Aim:
Your task is to transcribe all the entries exactly, excluding pictures.

==============================

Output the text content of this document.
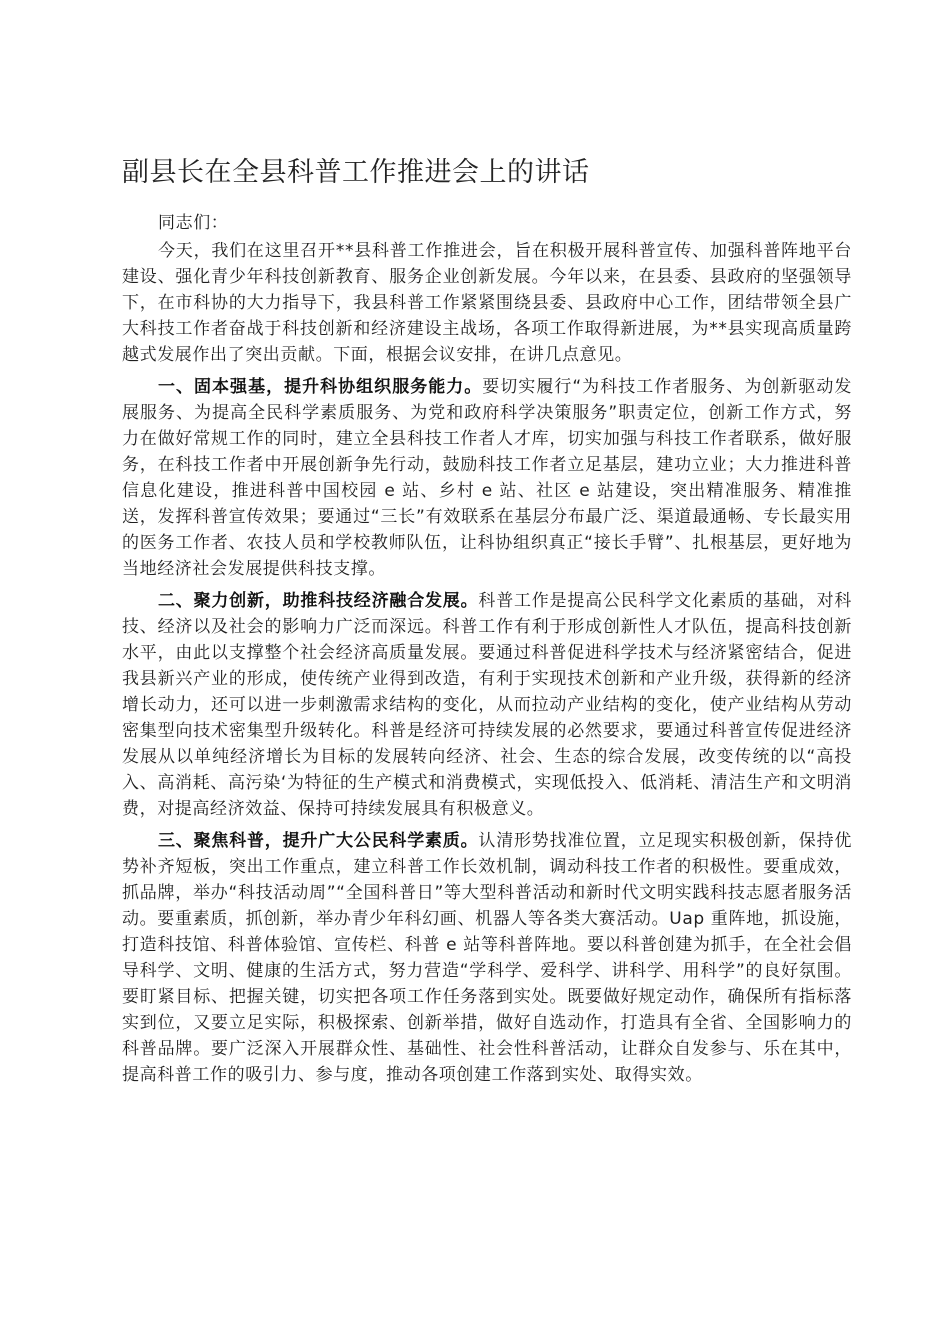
副县长在全县科普工作推进会上的讲话

同志们：

今天，我们在这里召开**县科普工作推进会，旨在积极开展科普宣传、加强科普阵地平台建设、强化青少年科技创新教育、服务企业创新发展。今年以来，在县委、县政府的坚强领导下，在市科协的大力指导下，我县科普工作紧紧围绕县委、县政府中心工作，团结带领全县广大科技工作者奋战于科技创新和经济建设主战场，各项工作取得新进展，为**县实现高质量跨越式发展作出了突出贡献。下面，根据会议安排，在讲几点意见。

一、固本强基，提升科协组织服务能力。要切实履行“为科技工作者服务、为创新驱动发展服务、为提高全民科学素质服务、为党和政府科学决策服务”职责定位，创新工作方式，努力在做好常规工作的同时，建立全县科技工作者人才库，切实加强与科技工作者联系，做好服务，在科技工作者中开展创新争先行动，鼓励科技工作者立足基层，建功立业；大力推进科普信息化建设，推进科普中国校园 e 站、乡村 e 站、社区 e 站建设，突出精准服务、精准推送，发挥科普宣传效果；要通过“三长”有效联系在基层分布最广泛、渠道最通畅、专长最实用的医务工作者、农技人员和学校教师队伍，让科协组织真正“接长手臂”、扎根基层，更好地为当地经济社会发展提供科技支撑。

二、聚力创新，助推科技经济融合发展。科普工作是提高公民科学文化素质的基础，对科技、经济以及社会的影响力广泛而深远。科普工作有利于形成创新性人才队伍，提高科技创新水平，由此以支撑整个社会经济高质量发展。要通过科普促进科学技术与经济紧密结合，促进我县新兴产业的形成，使传统产业得到改造，有利于实现技术创新和产业升级，获得新的经济增长动力，还可以进一步刺激需求结构的变化，从而拉动产业结构的变化，使产业结构从劳动密集型向技术密集型升级转化。科普是经济可持续发展的必然要求，要通过科普宣传促进经济发展从以单纯经济增长为目标的发展转向经济、社会、生态的综合发展，改变传统的以“高投入、高消耗、高污染‘为特征的生产模式和消费模式，实现低投入、低消耗、清洁生产和文明消费，对提高经济效益、保持可持续发展具有积极意义。

三、聚焦科普，提升广大公民科学素质。认清形势找准位置，立足现实积极创新，保持优势补齐短板，突出工作重点，建立科普工作长效机制，调动科技工作者的积极性。要重成效，抓品牌，举办“科技活动周”“全国科普日”等大型科普活动和新时代文明实践科技志愿者服务活动。要重素质，抓创新，举办青少年科幻画、机器人等各类大赛活动。Uap 重阵地，抓设施，打造科技馆、科普体验馆、宣传栏、科普 e 站等科普阵地。要以科普创建为抓手，在全社会倡导科学、文明、健康的生活方式，努力营造“学科学、爱科学、讲科学、用科学”的良好氛围。要盯紧目标、把握关键，切实把各项工作任务落到实处。既要做好规定动作，确保所有指标落实到位，又要立足实际，积极探索、创新举措，做好自选动作，打造具有全省、全国影响力的科普品牌。要广泛深入开展群众性、基础性、社会性科普活动，让群众自发参与、乐在其中，提高科普工作的吸引力、参与度，推动各项创建工作落到实处、取得实效。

==============================

Reply:
Output the text content of this document.
副县长在全县科普工作推进会上的讲话

同志们：

今天，我们在这里召开**县科普工作推进会，旨在积极开展科普宣传、加强科普阵地平台建设、强化青少年科技创新教育、服务企业创新发展。今年以来，在县委、县政府的坚强领导下，在市科协的大力指导下，我县科普工作紧紧围绕县委、县政府中心工作，团结带领全县广大科技工作者奋战于科技创新和经济建设主战场，各项工作取得新进展，为**县实现高质量跨越式发展作出了突出贡献。下面，根据会议安排，在讲几点意见。

一、固本强基，提升科协组织服务能力。要切实履行“为科技工作者服务、为创新驱动发展服务、为提高全民科学素质服务、为党和政府科学决策服务”职责定位，创新工作方式，努力在做好常规工作的同时，建立全县科技工作者人才库，切实加强与科技工作者联系，做好服务，在科技工作者中开展创新争先行动，鼓励科技工作者立足基层，建功立业；大力推进科普信息化建设，推进科普中国校园 e 站、乡村 e 站、社区 e 站建设，突出精准服务、精准推送，发挥科普宣传效果；要通过“三长”有效联系在基层分布最广泛、渠道最通畅、专长最实用的医务工作者、农技人员和学校教师队伍，让科协组织真正“接长手臂”、扎根基层，更好地为当地经济社会发展提供科技支撑。

二、聚力创新，助推科技经济融合发展。科普工作是提高公民科学文化素质的基础，对科技、经济以及社会的影响力广泛而深远。科普工作有利于形成创新性人才队伍，提高科技创新水平，由此以支撑整个社会经济高质量发展。要通过科普促进科学技术与经济紧密结合，促进我县新兴产业的形成，使传统产业得到改造，有利于实现技术创新和产业升级，获得新的经济增长动力，还可以进一步刺激需求结构的变化，从而拉动产业结构的变化，使产业结构从劳动密集型向技术密集型升级转化。科普是经济可持续发展的必然要求，要通过科普宣传促进经济发展从以单纯经济增长为目标的发展转向经济、社会、生态的综合发展，改变传统的以“高投入、高消耗、高污染‘为特征的生产模式和消费模式，实现低投入、低消耗、清洁生产和文明消费，对提高经济效益、保持可持续发展具有积极意义。

三、聚焦科普，提升广大公民科学素质。认清形势找准位置，立足现实积极创新，保持优势补齐短板，突出工作重点，建立科普工作长效机制，调动科技工作者的积极性。要重成效，抓品牌，举办“科技活动周”“全国科普日”等大型科普活动和新时代文明实践科技志愿者服务活动。要重素质，抓创新，举办青少年科幻画、机器人等各类大赛活动。Uap 重阵地，抓设施，打造科技馆、科普体验馆、宣传栏、科普 e 站等科普阵地。要以科普创建为抓手，在全社会倡导科学、文明、健康的生活方式，努力营造“学科学、爱科学、讲科学、用科学”的良好氛围。要盯紧目标、把握关键，切实把各项工作任务落到实处。既要做好规定动作，确保所有指标落实到位，又要立足实际，积极探索、创新举措，做好自选动作，打造具有全省、全国影响力的科普品牌。要广泛深入开展群众性、基础性、社会性科普活动，让群众自发参与、乐在其中，提高科普工作的吸引力、参与度，推动各项创建工作落到实处、取得实效。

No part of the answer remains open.